• SOURCE RECORDS:
☆ ☆ ☆ ☆

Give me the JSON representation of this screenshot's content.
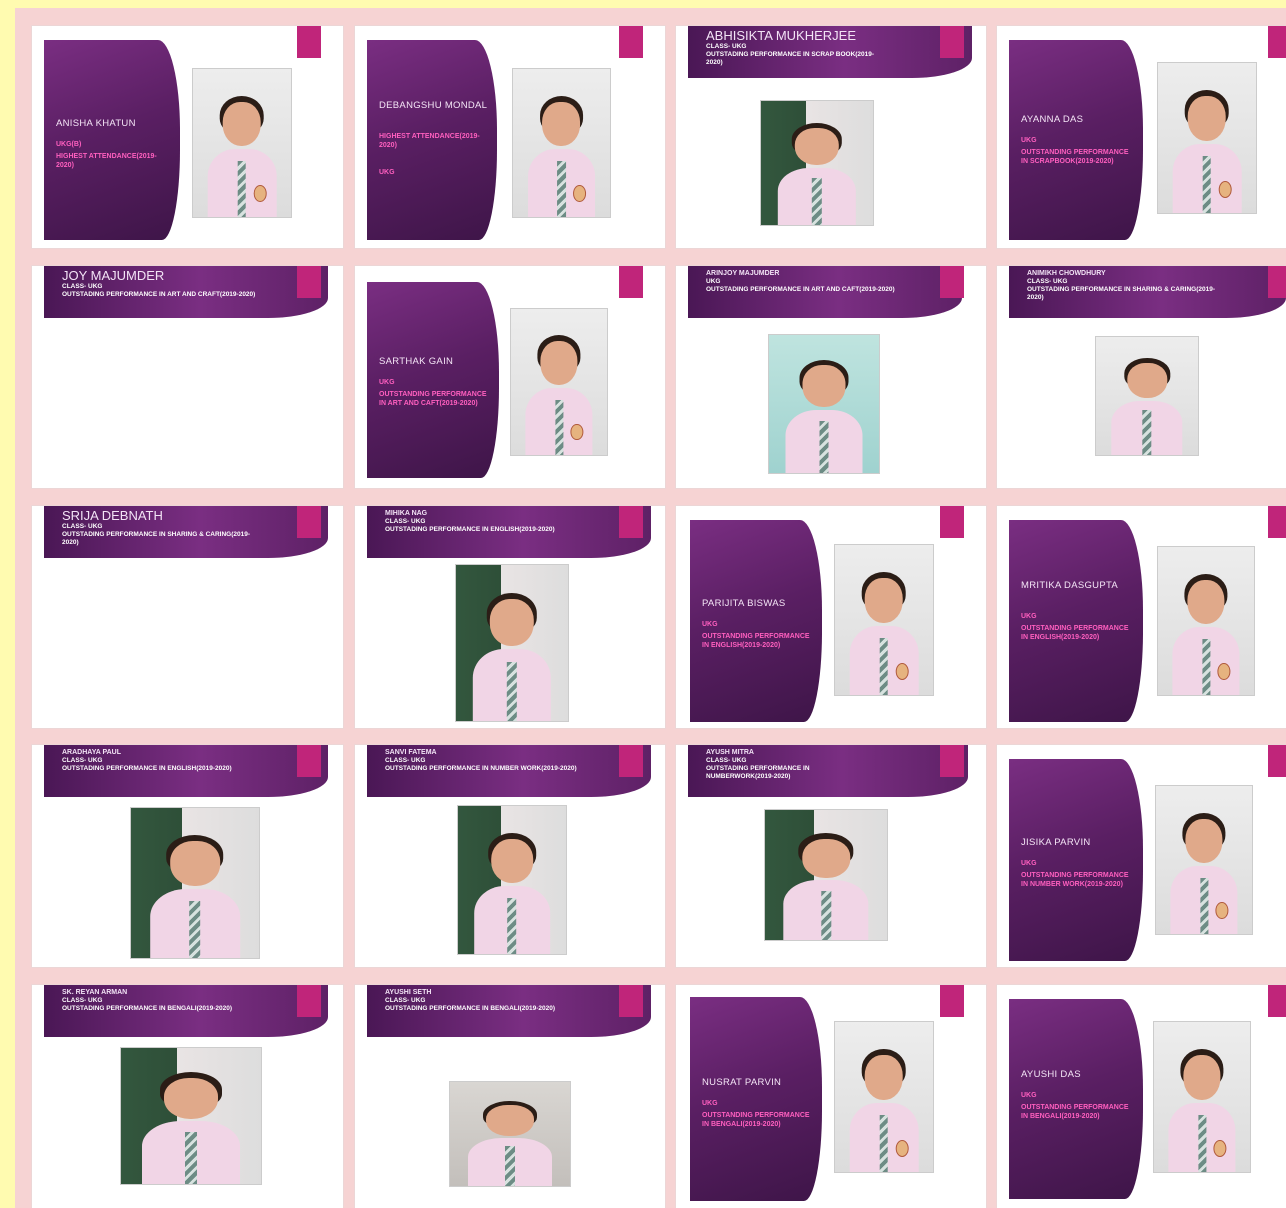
{
  "slides": [
    {
      "name": "ANISHA KHATUN",
      "l1": "UKG(B)",
      "l2": "HIGHEST ATTENDANCE(2019-2020)",
      "l3": ""
    },
    {
      "name": "DEBANGSHU MONDAL",
      "l1": "HIGHEST ATTENDANCE(2019-2020)",
      "l2": "UKG",
      "l3": ""
    },
    {
      "name": "ABHISIKTA MUKHERJEE",
      "l1": "CLASS- UKG",
      "l2": "OUTSTADING PERFORMANCE IN SCRAP BOOK(2019-2020)",
      "l3": ""
    },
    {
      "name": "AYANNA DAS",
      "l1": "UKG",
      "l2": "OUTSTANDING PERFORMANCE IN SCRAPBOOK(2019-2020)",
      "l3": ""
    },
    {
      "name": "JOY MAJUMDER",
      "l1": "CLASS- UKG",
      "l2": "OUTSTADING PERFORMANCE IN ART AND CRAFT(2019-2020)",
      "l3": ""
    },
    {
      "name": "SARTHAK GAIN",
      "l1": "UKG",
      "l2": "OUTSTANDING PERFORMANCE IN ART AND CAFT(2019-2020)",
      "l3": ""
    },
    {
      "name": "ARINJOY MAJUMDER",
      "l1": "UKG",
      "l2": "OUTSTADING PERFORMANCE IN ART AND CAFT(2019-2020)",
      "l3": ""
    },
    {
      "name": "ANIMIKH CHOWDHURY",
      "l1": "CLASS- UKG",
      "l2": "OUTSTADING PERFORMANCE IN SHARING & CARING(2019-2020)",
      "l3": ""
    },
    {
      "name": "SRIJA DEBNATH",
      "l1": "CLASS- UKG",
      "l2": "OUTSTADING PERFORMANCE IN SHARING & CARING(2019-2020)",
      "l3": ""
    },
    {
      "name": "MIHIKA NAG",
      "l1": "CLASS- UKG",
      "l2": "OUTSTADING PERFORMANCE IN ENGLISH(2019-2020)",
      "l3": ""
    },
    {
      "name": "PARIJITA BISWAS",
      "l1": "UKG",
      "l2": "OUTSTANDING PERFORMANCE IN ENGLISH(2019-2020)",
      "l3": ""
    },
    {
      "name": "MRITIKA DASGUPTA",
      "l1": "UKG",
      "l2": "OUTSTANDING PERFORMANCE IN ENGLISH(2019-2020)",
      "l3": ""
    },
    {
      "name": "ARADHAYA PAUL",
      "l1": "CLASS- UKG",
      "l2": "OUTSTADING PERFORMANCE IN ENGLISH(2019-2020)",
      "l3": ""
    },
    {
      "name": "SANVI FATEMA",
      "l1": "CLASS- UKG",
      "l2": "OUTSTADING PERFORMANCE IN NUMBER WORK(2019-2020)",
      "l3": ""
    },
    {
      "name": "AYUSH MITRA",
      "l1": "CLASS- UKG",
      "l2": "OUTSTADING PERFORMANCE IN NUMBERWORK(2019-2020)",
      "l3": ""
    },
    {
      "name": "JISIKA PARVIN",
      "l1": "UKG",
      "l2": "OUTSTANDING PERFORMANCE IN NUMBER WORK(2019-2020)",
      "l3": ""
    },
    {
      "name": "SK. REYAN ARMAN",
      "l1": "CLASS- UKG",
      "l2": "OUTSTADING PERFORMANCE IN BENGALI(2019-2020)",
      "l3": ""
    },
    {
      "name": "AYUSHI SETH",
      "l1": "CLASS- UKG",
      "l2": "OUTSTADING PERFORMANCE IN BENGALI(2019-2020)",
      "l3": ""
    },
    {
      "name": "NUSRAT PARVIN",
      "l1": "UKG",
      "l2": "OUTSTANDING PERFORMANCE IN BENGALI(2019-2020)",
      "l3": ""
    },
    {
      "name": "AYUSHI DAS",
      "l1": "UKG",
      "l2": "OUTSTANDING PERFORMANCE IN BENGALI(2019-2020)",
      "l3": ""
    }
  ],
  "colors": {
    "background": "#fffbb0",
    "grid": "#f6d3d3",
    "accent": "#c0257a",
    "band": "#5a1f63",
    "pink_text": "#ff5fbf"
  }
}
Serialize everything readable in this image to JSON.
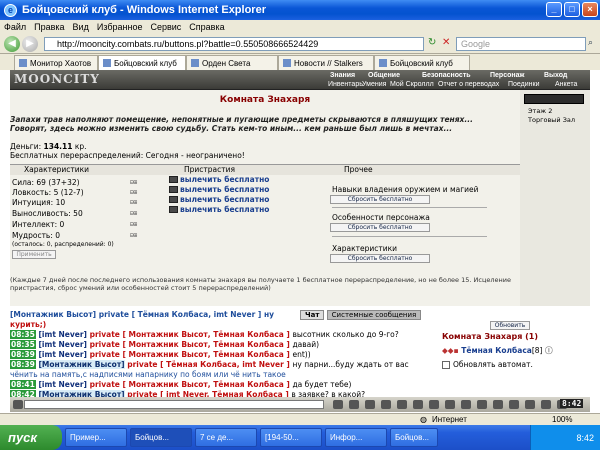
{
  "window": {
    "title": "Бойцовский клуб - Windows Internet Explorer"
  },
  "menu": [
    "Файл",
    "Правка",
    "Вид",
    "Избранное",
    "Сервис",
    "Справка"
  ],
  "address": {
    "url": "http://mooncity.combats.ru/buttons.pl?battle=0.550508666524429",
    "search_placeholder": "Google"
  },
  "tabs": [
    "Монитор Хаотов",
    "Бойцовский клуб",
    "Орден Света",
    "Новости // Stalkers",
    "Бойцовский клуб"
  ],
  "game": {
    "logo": "MOONCITY",
    "menu_top": [
      "Знания",
      "Общение",
      "Безопасность",
      "Персонаж",
      "Выход"
    ],
    "menu_bottom": [
      "Инвентарь",
      "Умения",
      "Мой Скроллл",
      "Отчет о переводах",
      "Поединки",
      "Анкета"
    ],
    "side": [
      "Этаж 2",
      "Торговый Зал"
    ]
  },
  "room": {
    "title": "Комната Знахаря",
    "intro1": "Запахи трав наполняют помещение, непонятные и пугающие предметы скрываются в пляшущих тенях...",
    "intro2": "Говорят, здесь можно изменить свою судьбу. Стать кем-то иным... кем раньше был лишь в мечтах...",
    "money_label": "Деньги:",
    "money_value": "134.11",
    "money_unit": "кр.",
    "free": "Бесплатных перераспределений: Сегодня - неограничено!",
    "col1": "Характеристики",
    "col2": "Пристрастия",
    "col3": "Прочее",
    "stats": [
      "Сила: 69 (37+32)",
      "Ловкость: 5 (12-7)",
      "Интуиция: 10",
      "Выносливость: 50",
      "Интеллект: 0",
      "Мудрость: 0"
    ],
    "stats_note": "(осталось: 0, распределений: 0)",
    "apply": "Применить",
    "injuries": [
      "вылечить бесплатно",
      "вылечить бесплатно",
      "вылечить бесплатно",
      "вылечить бесплатно"
    ],
    "other": [
      {
        "label": "Навыки владения оружием и магией",
        "btn": "Сбросить бесплатно"
      },
      {
        "label": "Особенности персонажа",
        "btn": "Сбросить бесплатно"
      },
      {
        "label": "Характеристики",
        "btn": "Сбросить бесплатно"
      }
    ],
    "footnote": "(Каждые 7 дней после последнего использования комнаты знахаря вы получаете 1 бесплатное перераспределение, но не более 15. Исцеление пристрастия, сброс умений или особенностей стоит 5 перераспределений)"
  },
  "chat": {
    "tabs": [
      "Чат",
      "Системные сообщения"
    ],
    "lines": [
      {
        "time": "",
        "text": "[Монтажник Высот] private [ Тёмная Колбаса, imt Never ] ну"
      },
      {
        "time": "",
        "text": "курить;)"
      },
      {
        "time": "08:35",
        "name": "[imt Never]",
        "priv": "private [ Монтажник Высот, Тёмная Колбаса ]",
        "msg": "высотник сколько до 9-го?"
      },
      {
        "time": "08:35",
        "name": "[imt Never]",
        "priv": "private [ Монтажник Высот, Тёмная Колбаса ]",
        "msg": "давай)"
      },
      {
        "time": "08:39",
        "name": "[imt Never]",
        "priv": "private [ Монтажник Высот, Тёмная Колбаса ]",
        "msg": "ent))"
      },
      {
        "time": "08:39",
        "name": "[Монтажник Высот]",
        "priv": "private [ Тёмная Колбаса, imt Never ]",
        "msg": "ну парни...буду ждать от вас"
      },
      {
        "time": "",
        "text": "чёнить на память,с надписями напарнику по боям или чё нить такое"
      },
      {
        "time": "08:41",
        "name": "[imt Never]",
        "priv": "private [ Монтажник Высот, Тёмная Колбаса ]",
        "msg": "да будет тебе)"
      },
      {
        "time": "08:42",
        "name": "[Монтажник Высот]",
        "priv": "private [ imt Never, Тёмная Колбаса ]",
        "msg": "в заявке? в какой?"
      }
    ]
  },
  "right": {
    "refresh": "Обновить",
    "room": "Комната Знахаря (1)",
    "user": "Тёмная Колбаса",
    "level": "[8]",
    "auto": "Обновлять автомат."
  },
  "status": {
    "zone": "Интернет",
    "zoom": "100%"
  },
  "taskbar": {
    "start": "пуск",
    "items": [
      "Пример...",
      "Бойцов...",
      "7 се де...",
      "[194-50...",
      "Инфор...",
      "Бойцов..."
    ],
    "clock": "8:42"
  }
}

☆ ☆ ☆ ☆

• TO DO: Search the entries for the word "JSON", then list each line that holds it.

• WRITTEN RESPONSE:
Give me the JSON representation of this screenshot's content.
Serialize everything readable in this image to JSON.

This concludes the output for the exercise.